Objective =>
Your task is to copy every record exactly.

Extracted material =>

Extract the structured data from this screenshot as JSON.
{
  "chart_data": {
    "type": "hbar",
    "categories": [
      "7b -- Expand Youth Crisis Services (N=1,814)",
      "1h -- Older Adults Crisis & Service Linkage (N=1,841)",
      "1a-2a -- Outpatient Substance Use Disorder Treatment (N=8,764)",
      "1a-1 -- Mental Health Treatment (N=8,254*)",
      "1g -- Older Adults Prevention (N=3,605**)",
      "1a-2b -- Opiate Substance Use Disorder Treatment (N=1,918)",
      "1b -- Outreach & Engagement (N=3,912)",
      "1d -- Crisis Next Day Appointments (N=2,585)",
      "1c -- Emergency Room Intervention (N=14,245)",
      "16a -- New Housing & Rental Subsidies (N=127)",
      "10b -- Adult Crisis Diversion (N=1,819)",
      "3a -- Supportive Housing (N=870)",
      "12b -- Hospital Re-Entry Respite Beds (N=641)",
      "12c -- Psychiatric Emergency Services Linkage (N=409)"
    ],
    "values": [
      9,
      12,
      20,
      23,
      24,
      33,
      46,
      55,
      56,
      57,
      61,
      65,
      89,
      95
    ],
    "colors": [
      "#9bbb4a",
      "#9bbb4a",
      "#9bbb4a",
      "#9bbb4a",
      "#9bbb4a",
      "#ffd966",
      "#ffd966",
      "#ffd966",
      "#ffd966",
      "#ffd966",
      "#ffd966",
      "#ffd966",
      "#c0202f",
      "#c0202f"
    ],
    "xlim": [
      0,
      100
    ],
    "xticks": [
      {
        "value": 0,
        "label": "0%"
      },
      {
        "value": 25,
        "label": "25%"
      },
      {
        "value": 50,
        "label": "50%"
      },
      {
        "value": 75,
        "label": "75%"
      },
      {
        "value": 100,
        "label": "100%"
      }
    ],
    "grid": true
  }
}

Answer to this task =>
Extract the structured data from this screenshot as JSON.
{
  "chart_data": {
    "type": "hbar",
    "categories": [
      "7b -- Expand Youth Crisis Services (N=1,814)",
      "1h -- Older Adults Crisis & Service Linkage (N=1,841)",
      "1a-2a -- Outpatient Substance Use Disorder Treatment (N=8,764)",
      "1a-1 -- Mental Health Treatment (N=8,254*)",
      "1g -- Older Adults Prevention (N=3,605**)",
      "1a-2b -- Opiate Substance Use Disorder Treatment (N=1,918)",
      "1b -- Outreach & Engagement (N=3,912)",
      "1d -- Crisis Next Day Appointments (N=2,585)",
      "1c -- Emergency Room Intervention (N=14,245)",
      "16a -- New Housing & Rental Subsidies (N=127)",
      "10b -- Adult Crisis Diversion (N=1,819)",
      "3a -- Supportive Housing (N=870)",
      "12b -- Hospital Re-Entry Respite Beds (N=641)",
      "12c -- Psychiatric Emergency Services Linkage (N=409)"
    ],
    "values": [
      9,
      12,
      20,
      23,
      24,
      33,
      46,
      55,
      56,
      57,
      61,
      65,
      89,
      95
    ],
    "colors": [
      "#9bbb4a",
      "#9bbb4a",
      "#9bbb4a",
      "#9bbb4a",
      "#9bbb4a",
      "#ffd966",
      "#ffd966",
      "#ffd966",
      "#ffd966",
      "#ffd966",
      "#ffd966",
      "#ffd966",
      "#c0202f",
      "#c0202f"
    ],
    "xlim": [
      0,
      100
    ],
    "xticks": [
      {
        "value": 0,
        "label": "0%"
      },
      {
        "value": 25,
        "label": "25%"
      },
      {
        "value": 50,
        "label": "50%"
      },
      {
        "value": 75,
        "label": "75%"
      },
      {
        "value": 100,
        "label": "100%"
      }
    ],
    "grid": true
  }
}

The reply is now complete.